## Document passage

In [1]:
""" 
Fine tune a image captioning or description model on a artwork description data to
obtain a model that is able to analyze an artwork and generate a description of 
the artwork that is hopefully more art-review-like than a generic image captioning 
model would

The pretrained model used here is the Salesforce Blip Captioniong model: 
https://huggingface.co/Salesforce/blip-image-captioning-base

The fine tuning data set is the data from the SemArt Project: 
https://github.com/noagarcia/SemArt
"""

' \nFine tune a image captioning or description model on a artwork description data to\nobtain a model that is able to analyze an artwork and generate a description of \nthe artwork that is hopefully more art-review-like than a generic image captioning \nmodel would\n\nThe pretrained model used here is the Salesforce Blip Captioniong model: \nhttps://huggingface.co/Salesforce/blip-image-captioning-base\n\nThe fine tuning data set is the data from the SemArt Project: \nhttps://github.com/noagarcia/SemArt\n'

In [2]:
import os
import torch
import pandas as pd
import chardet
from PIL import Image
from torchvision import transforms
from datasets import Dataset, DatasetDict
import pandas as pd
import numpy as np
from PIL import Image
from torch.utils.data import Dataset, DataLoader
import datasets
from datasets import Dataset as HFDataset, DatasetDict, IterableDataset
from transformers import BlipProcessor, BlipForConditionalGeneration, ViTImageProcessor, VisionEncoderDecoderModel, AutoTokenizer, TrainingArguments, Trainer

In [3]:
def list_files_in_directory(dir_path):
    try:
        files = os.listdir(dir_path)

## Written exercise a
In the records below, copy out the lines verbatim, starting at the line that contains "legend-label: 流媒体 [684,548,742,570]" and ending after the line that contains "chart-legend: 实体 数字（不含流媒体）".

[Annotated element listings]

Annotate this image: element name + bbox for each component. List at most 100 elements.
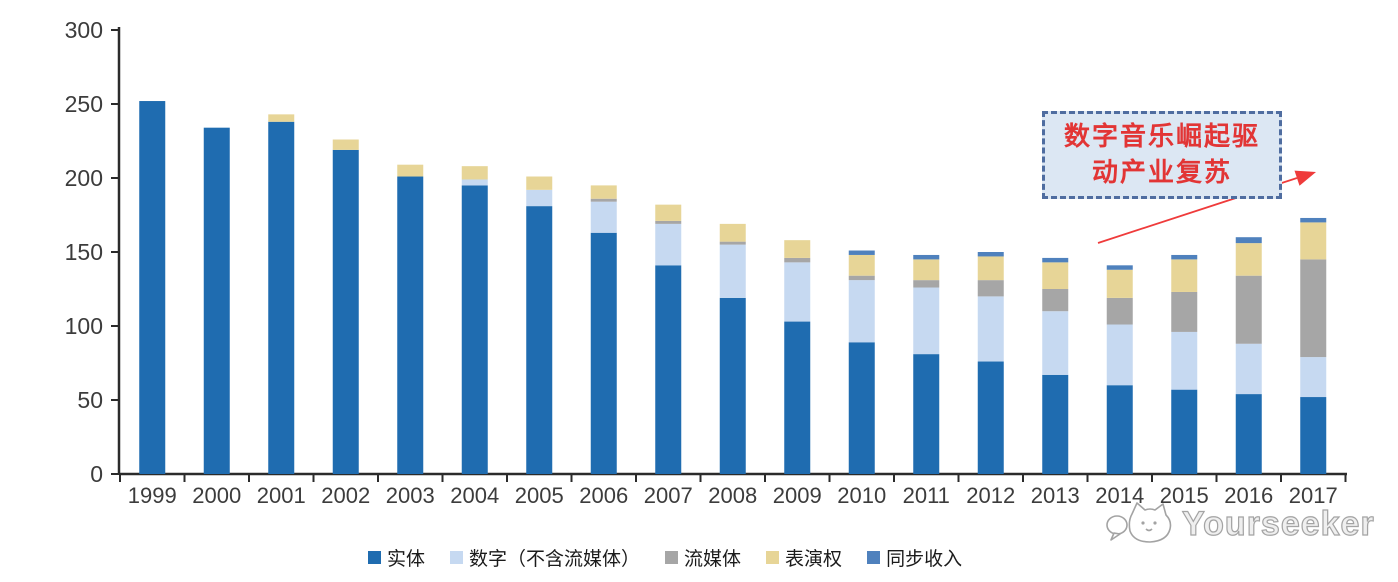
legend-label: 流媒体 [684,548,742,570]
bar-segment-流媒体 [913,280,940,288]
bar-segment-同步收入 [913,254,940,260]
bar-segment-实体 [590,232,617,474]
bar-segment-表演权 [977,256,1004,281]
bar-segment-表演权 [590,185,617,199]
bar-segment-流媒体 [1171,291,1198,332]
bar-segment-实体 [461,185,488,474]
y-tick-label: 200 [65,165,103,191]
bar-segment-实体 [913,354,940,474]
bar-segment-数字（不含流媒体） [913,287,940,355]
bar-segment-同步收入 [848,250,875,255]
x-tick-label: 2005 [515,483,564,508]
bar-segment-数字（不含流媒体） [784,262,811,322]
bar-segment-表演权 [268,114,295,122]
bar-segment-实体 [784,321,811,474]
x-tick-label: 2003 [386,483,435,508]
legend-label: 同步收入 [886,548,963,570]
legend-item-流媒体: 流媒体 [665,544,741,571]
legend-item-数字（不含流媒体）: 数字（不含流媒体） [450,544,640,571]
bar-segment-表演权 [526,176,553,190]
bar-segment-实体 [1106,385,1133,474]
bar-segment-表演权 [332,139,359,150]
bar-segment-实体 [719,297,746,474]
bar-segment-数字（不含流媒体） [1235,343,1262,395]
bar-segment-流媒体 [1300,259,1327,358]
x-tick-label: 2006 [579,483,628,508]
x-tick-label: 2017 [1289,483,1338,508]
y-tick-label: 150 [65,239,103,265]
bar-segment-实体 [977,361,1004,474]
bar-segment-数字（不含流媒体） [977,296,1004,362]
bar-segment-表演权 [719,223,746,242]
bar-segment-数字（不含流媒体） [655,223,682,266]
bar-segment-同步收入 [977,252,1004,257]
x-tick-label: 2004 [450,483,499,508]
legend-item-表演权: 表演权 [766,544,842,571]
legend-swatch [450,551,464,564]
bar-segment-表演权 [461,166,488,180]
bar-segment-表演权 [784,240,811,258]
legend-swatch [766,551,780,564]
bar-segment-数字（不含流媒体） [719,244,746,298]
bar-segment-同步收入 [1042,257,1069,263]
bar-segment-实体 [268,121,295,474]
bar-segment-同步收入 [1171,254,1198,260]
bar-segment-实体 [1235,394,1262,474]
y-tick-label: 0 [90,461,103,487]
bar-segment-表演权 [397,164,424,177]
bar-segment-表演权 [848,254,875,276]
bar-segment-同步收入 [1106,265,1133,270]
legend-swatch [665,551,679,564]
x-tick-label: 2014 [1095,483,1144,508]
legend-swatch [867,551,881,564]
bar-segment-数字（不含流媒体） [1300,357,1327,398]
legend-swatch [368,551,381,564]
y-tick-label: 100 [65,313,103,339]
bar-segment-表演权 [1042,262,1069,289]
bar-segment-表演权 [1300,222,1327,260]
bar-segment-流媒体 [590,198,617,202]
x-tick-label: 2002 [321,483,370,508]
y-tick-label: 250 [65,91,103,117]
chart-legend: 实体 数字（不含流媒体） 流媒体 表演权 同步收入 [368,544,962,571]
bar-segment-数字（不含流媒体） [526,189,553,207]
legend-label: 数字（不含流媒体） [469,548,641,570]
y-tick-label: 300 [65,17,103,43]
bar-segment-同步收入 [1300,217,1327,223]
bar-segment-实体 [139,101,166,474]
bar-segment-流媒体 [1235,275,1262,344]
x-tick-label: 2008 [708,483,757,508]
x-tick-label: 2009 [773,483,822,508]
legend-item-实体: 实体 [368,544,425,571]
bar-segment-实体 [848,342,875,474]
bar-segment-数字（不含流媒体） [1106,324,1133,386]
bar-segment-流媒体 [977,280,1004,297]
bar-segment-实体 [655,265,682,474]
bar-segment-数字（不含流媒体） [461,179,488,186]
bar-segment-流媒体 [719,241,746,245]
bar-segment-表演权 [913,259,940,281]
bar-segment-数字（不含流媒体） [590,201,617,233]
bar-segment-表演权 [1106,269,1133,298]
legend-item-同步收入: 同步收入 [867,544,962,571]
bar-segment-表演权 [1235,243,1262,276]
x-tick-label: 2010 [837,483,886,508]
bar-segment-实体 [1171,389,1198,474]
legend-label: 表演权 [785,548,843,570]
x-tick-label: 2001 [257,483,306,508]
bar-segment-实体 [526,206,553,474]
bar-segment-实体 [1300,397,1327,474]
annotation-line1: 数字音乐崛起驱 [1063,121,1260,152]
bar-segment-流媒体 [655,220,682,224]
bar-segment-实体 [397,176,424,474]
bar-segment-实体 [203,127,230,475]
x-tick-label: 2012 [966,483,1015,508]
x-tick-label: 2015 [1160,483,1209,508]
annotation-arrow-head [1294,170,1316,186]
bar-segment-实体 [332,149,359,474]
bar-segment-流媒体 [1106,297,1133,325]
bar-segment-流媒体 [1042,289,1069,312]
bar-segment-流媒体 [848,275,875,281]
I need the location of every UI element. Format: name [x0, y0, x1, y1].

## Written exercise b
According to the notebook, what data set is used for the fine-tuning?

## Response a
legend-label: 流媒体 [684,548,742,570]
bar-segment-流媒体 [913,280,940,288]
bar-segment-同步收入 [913,254,940,260]
bar-segment-实体 [590,232,617,474]
bar-segment-表演权 [977,256,1004,281]
bar-segment-表演权 [590,185,617,199]
bar-segment-流媒体 [1171,291,1198,332]
bar-segment-实体 [461,185,488,474]
y-tick-label: 200 [65,165,103,191]
bar-segment-实体 [913,354,940,474]
bar-segment-数字（不含流媒体） [913,287,940,355]
bar-segment-同步收入 [848,250,875,255]
x-tick-label: 2005 [515,483,564,508]
bar-segment-数字（不含流媒体） [784,262,811,322]
bar-segment-表演权 [268,114,295,122]
bar-segment-实体 [784,321,811,474]
x-tick-label: 2003 [386,483,435,508]
legend-label: 同步收入 [886,548,963,570]
legend-item-流媒体: 流媒体 [665,544,741,571]
legend-item-数字（不含流媒体）: 数字（不含流媒体） [450,544,640,571]
bar-segment-表演权 [526,176,553,190]
bar-segment-实体 [1106,385,1133,474]
bar-segment-表演权 [332,139,359,150]
bar-segment-实体 [719,297,746,474]
bar-segment-数字（不含流媒体） [1235,343,1262,395]
bar-segment-流媒体 [1300,259,1327,358]
x-tick-label: 2006 [579,483,628,508]
x-tick-label: 2017 [1289,483,1338,508]
y-tick-label: 150 [65,239,103,265]
bar-segment-实体 [977,361,1004,474]
bar-segment-数字（不含流媒体） [977,296,1004,362]
bar-segment-表演权 [719,223,746,242]
bar-segment-数字（不含流媒体） [655,223,682,266]
bar-segment-同步收入 [977,252,1004,257]
x-tick-label: 2004 [450,483,499,508]
legend-item-表演权: 表演权 [766,544,842,571]
legend-swatch [450,551,464,564]
bar-segment-表演权 [461,166,488,180]
bar-segment-表演权 [784,240,811,258]
legend-swatch [766,551,780,564]
bar-segment-数字（不含流媒体） [719,244,746,298]
bar-segment-同步收入 [1042,257,1069,263]
bar-segment-实体 [268,121,295,474]
bar-segment-同步收入 [1171,254,1198,260]
bar-segment-实体 [1235,394,1262,474]
y-tick-label: 0 [90,461,103,487]
bar-segment-表演权 [397,164,424,177]
bar-segment-表演权 [848,254,875,276]
bar-segment-同步收入 [1106,265,1133,270]
legend-swatch [665,551,679,564]
x-tick-label: 2014 [1095,483,1144,508]
legend-swatch [867,551,881,564]
bar-segment-数字（不含流媒体） [1300,357,1327,398]
legend-swatch [368,551,381,564]
y-tick-label: 100 [65,313,103,339]
bar-segment-表演权 [1042,262,1069,289]
bar-segment-表演权 [1300,222,1327,260]
bar-segment-流媒体 [590,198,617,202]
x-tick-label: 2002 [321,483,370,508]
y-tick-label: 250 [65,91,103,117]
chart-legend: 实体 数字（不含流媒体） 流媒体 表演权 同步收入 [368,544,962,571]

## Response b
The data from the SemArt Project.